▶ _What is expected_
Copy whichever lines contain the string "Pasta".

▶ _Dataset content_
+++++
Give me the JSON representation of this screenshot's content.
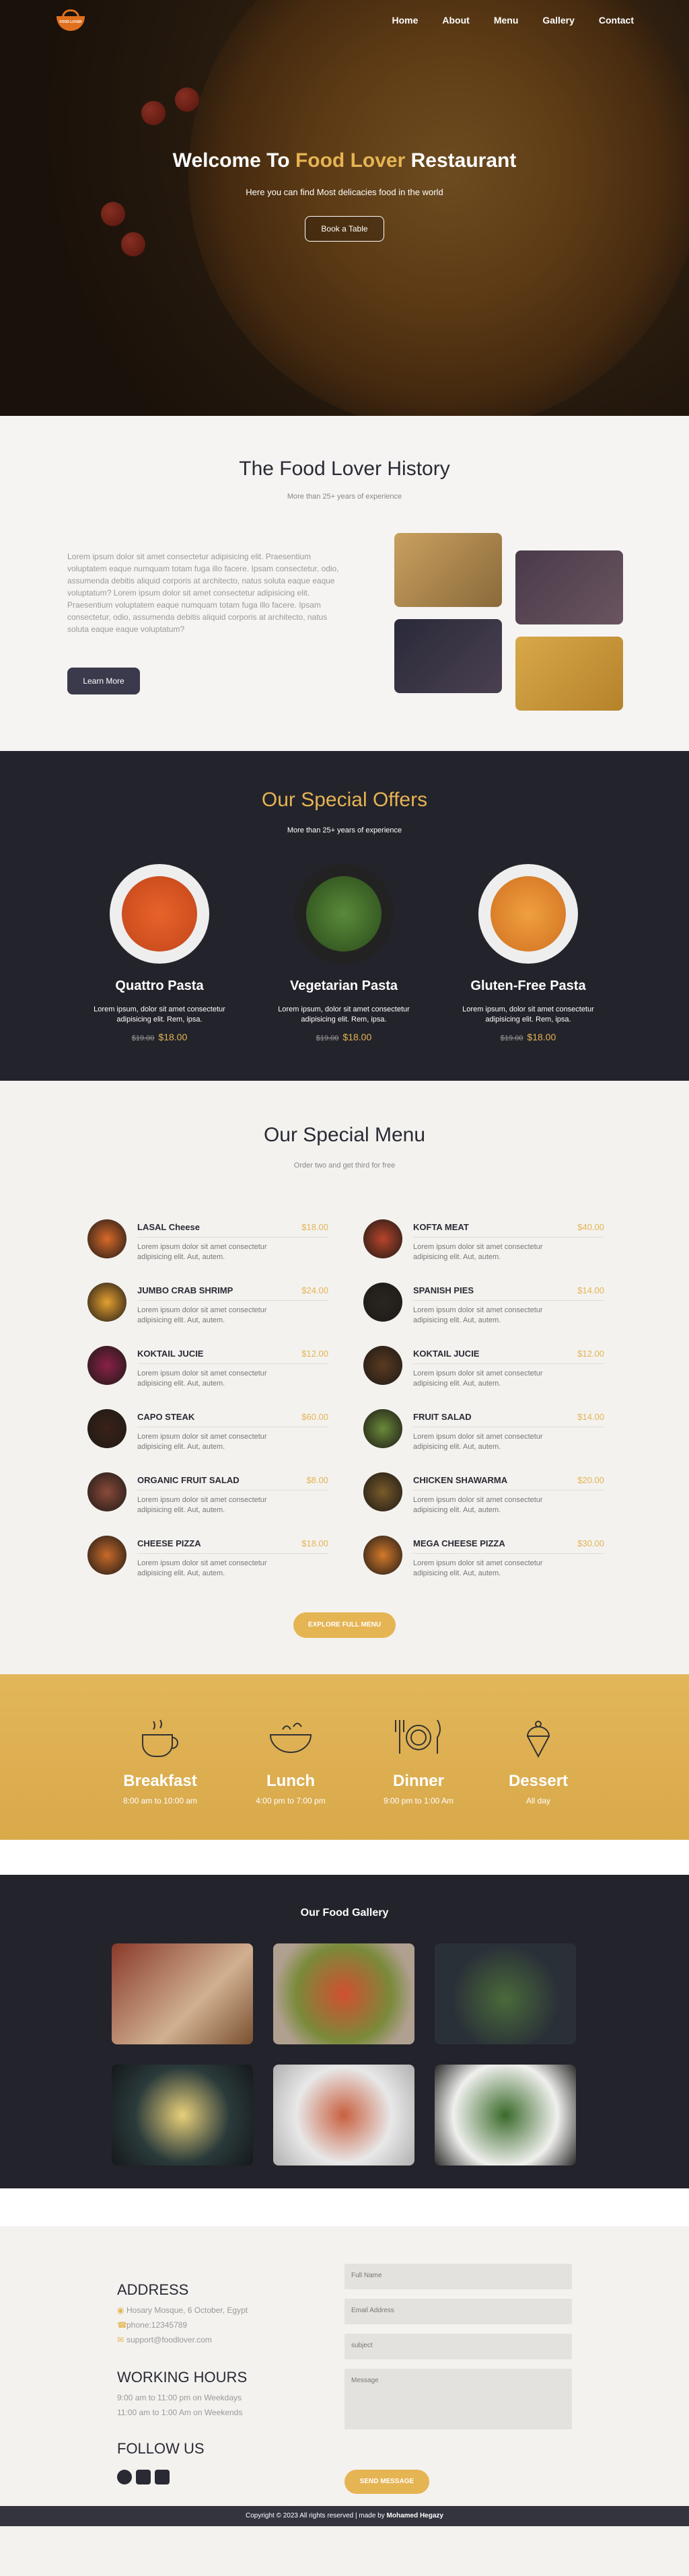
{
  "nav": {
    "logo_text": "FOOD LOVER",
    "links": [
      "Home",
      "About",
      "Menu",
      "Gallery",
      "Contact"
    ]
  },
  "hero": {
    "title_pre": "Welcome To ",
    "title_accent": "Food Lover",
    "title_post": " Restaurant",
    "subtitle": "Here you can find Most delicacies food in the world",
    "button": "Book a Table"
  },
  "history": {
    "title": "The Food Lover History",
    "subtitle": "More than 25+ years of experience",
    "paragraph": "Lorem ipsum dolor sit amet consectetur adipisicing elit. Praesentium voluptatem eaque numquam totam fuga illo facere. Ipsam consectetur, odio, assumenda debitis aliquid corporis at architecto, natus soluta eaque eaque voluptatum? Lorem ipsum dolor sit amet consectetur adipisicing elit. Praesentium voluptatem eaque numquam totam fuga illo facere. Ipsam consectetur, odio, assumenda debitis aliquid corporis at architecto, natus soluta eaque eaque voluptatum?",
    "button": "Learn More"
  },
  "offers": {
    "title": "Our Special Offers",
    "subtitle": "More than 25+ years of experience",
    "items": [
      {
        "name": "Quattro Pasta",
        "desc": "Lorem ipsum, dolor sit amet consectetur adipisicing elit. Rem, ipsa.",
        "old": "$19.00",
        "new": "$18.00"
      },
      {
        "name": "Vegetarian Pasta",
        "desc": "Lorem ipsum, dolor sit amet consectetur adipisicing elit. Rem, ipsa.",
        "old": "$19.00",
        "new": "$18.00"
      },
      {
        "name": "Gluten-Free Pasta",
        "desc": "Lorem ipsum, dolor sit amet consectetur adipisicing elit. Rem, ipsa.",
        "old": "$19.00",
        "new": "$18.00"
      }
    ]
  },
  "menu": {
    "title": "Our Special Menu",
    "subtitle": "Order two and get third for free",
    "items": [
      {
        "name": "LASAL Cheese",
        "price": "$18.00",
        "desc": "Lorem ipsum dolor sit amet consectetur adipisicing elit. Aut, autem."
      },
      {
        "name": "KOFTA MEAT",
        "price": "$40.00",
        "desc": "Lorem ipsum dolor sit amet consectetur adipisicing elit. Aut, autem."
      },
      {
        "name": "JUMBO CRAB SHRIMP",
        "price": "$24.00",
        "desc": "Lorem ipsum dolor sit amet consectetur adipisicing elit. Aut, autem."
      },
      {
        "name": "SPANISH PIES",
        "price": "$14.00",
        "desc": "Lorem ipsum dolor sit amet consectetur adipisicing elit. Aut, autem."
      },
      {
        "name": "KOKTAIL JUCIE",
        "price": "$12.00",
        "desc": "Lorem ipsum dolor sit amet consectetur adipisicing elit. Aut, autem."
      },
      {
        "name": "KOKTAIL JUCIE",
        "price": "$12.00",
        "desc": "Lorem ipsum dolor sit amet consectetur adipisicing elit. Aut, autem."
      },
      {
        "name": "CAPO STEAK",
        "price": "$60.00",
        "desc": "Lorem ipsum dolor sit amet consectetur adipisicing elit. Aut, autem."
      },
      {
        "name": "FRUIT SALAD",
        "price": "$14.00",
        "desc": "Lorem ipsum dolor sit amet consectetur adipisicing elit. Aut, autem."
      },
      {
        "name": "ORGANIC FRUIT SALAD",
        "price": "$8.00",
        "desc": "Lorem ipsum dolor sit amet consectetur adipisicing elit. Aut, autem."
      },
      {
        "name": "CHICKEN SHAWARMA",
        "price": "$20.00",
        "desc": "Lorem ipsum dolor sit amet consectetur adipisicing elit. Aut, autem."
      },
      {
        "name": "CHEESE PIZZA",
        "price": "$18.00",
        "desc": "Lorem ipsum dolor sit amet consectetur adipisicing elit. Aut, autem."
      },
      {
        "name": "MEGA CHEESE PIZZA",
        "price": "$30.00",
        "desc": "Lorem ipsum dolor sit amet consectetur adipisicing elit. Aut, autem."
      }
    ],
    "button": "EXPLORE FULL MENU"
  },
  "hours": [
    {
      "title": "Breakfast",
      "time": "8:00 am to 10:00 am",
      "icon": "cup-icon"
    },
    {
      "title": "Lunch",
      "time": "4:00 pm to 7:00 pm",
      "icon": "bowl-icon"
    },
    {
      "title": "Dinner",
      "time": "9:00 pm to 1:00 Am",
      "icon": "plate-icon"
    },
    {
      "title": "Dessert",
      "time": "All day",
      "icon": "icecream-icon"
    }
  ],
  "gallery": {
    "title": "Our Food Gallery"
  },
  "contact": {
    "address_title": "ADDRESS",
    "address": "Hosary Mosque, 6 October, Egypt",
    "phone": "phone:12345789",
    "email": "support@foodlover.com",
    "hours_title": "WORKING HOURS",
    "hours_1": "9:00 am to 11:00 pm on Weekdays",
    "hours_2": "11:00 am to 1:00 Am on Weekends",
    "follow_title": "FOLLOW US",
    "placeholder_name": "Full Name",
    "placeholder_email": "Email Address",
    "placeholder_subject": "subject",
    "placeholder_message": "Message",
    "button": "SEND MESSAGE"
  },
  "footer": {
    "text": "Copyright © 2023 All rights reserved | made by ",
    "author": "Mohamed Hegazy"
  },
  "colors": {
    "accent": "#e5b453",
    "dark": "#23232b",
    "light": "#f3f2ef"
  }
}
+++++
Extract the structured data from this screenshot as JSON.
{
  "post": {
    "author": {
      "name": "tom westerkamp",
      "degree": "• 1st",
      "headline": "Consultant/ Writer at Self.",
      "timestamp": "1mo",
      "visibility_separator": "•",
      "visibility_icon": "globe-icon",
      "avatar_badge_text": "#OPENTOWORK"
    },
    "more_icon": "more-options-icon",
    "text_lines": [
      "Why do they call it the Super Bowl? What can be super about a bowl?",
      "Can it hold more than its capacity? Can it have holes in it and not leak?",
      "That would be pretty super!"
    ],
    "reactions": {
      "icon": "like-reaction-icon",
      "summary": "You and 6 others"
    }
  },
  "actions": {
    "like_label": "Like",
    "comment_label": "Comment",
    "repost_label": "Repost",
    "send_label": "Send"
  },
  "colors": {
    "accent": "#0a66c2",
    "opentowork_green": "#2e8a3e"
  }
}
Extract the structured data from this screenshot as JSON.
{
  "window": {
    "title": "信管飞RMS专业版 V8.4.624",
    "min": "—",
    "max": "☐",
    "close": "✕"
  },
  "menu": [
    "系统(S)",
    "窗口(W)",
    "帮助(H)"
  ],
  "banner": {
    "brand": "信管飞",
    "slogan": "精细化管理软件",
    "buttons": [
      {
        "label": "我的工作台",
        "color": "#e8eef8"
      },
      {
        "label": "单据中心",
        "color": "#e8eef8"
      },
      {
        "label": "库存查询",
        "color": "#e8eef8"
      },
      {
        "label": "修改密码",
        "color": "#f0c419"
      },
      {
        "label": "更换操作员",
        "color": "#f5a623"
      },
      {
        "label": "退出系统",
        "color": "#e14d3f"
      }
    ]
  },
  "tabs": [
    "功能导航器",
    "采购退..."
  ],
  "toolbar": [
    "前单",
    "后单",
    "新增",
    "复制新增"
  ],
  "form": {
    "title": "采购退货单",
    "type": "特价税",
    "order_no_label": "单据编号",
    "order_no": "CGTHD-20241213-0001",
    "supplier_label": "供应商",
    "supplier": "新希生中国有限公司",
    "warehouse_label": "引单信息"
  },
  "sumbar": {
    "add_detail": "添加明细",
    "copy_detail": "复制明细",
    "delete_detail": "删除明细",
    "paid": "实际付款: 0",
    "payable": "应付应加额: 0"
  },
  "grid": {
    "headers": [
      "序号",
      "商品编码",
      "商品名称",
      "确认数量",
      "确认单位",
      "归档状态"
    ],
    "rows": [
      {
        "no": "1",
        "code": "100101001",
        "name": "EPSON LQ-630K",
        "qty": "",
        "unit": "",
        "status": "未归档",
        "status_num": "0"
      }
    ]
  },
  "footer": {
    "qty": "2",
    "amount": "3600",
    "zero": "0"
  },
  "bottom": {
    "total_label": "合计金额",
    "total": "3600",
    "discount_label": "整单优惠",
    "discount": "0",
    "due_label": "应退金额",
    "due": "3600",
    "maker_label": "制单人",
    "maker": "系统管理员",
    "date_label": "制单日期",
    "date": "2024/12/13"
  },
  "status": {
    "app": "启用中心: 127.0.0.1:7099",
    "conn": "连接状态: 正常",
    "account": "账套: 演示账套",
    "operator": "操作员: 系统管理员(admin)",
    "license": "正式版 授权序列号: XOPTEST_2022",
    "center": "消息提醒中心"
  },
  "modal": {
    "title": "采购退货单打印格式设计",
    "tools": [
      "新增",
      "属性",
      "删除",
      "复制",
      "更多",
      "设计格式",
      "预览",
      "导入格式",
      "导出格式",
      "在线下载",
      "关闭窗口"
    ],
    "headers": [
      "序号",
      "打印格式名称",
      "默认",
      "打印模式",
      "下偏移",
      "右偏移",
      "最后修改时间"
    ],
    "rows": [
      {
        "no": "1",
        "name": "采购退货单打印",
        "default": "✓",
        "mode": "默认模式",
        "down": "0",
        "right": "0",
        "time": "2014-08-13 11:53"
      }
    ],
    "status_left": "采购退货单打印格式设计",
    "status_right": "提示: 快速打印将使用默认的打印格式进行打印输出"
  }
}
+++++
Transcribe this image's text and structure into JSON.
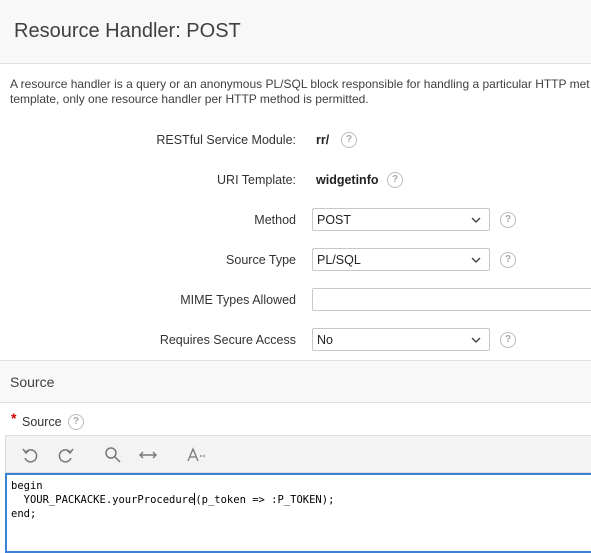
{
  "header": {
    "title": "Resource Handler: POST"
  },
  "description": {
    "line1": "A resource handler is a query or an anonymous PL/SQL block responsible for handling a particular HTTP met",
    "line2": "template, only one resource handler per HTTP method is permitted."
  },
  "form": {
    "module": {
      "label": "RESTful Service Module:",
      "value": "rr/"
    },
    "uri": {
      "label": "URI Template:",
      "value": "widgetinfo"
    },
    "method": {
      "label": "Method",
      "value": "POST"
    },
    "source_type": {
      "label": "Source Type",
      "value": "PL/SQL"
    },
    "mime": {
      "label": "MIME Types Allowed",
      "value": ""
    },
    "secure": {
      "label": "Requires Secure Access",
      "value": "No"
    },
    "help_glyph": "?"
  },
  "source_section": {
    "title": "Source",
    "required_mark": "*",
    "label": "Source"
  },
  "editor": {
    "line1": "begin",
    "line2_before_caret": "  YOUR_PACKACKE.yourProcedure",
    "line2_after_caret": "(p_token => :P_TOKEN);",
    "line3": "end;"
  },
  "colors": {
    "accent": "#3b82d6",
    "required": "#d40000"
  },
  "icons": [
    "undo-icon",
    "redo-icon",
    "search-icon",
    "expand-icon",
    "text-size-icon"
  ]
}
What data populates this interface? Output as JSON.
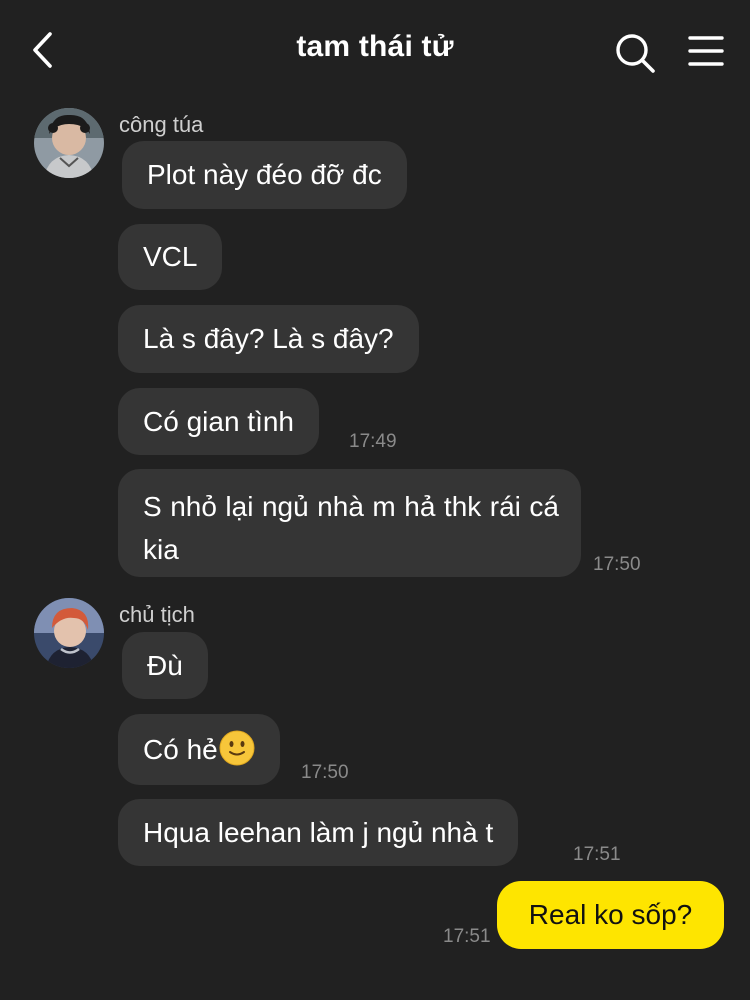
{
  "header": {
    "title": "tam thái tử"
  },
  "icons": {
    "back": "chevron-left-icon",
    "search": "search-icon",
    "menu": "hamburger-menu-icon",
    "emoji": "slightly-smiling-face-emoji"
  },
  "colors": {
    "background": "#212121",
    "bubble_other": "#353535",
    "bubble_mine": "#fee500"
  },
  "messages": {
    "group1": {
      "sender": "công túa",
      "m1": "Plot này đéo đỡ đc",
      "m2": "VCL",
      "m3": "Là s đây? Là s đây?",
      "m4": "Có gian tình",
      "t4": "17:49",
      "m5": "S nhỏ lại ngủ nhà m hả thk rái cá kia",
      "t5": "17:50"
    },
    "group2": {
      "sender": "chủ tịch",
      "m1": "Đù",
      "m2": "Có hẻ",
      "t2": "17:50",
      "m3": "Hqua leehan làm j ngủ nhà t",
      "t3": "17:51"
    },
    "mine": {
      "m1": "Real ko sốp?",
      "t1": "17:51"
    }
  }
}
+++++
▶ _Worked answer_
        "name": "Quattro Pasta",
        "name": "Vegetarian Pasta",
        "name": "Gluten-Free Pasta",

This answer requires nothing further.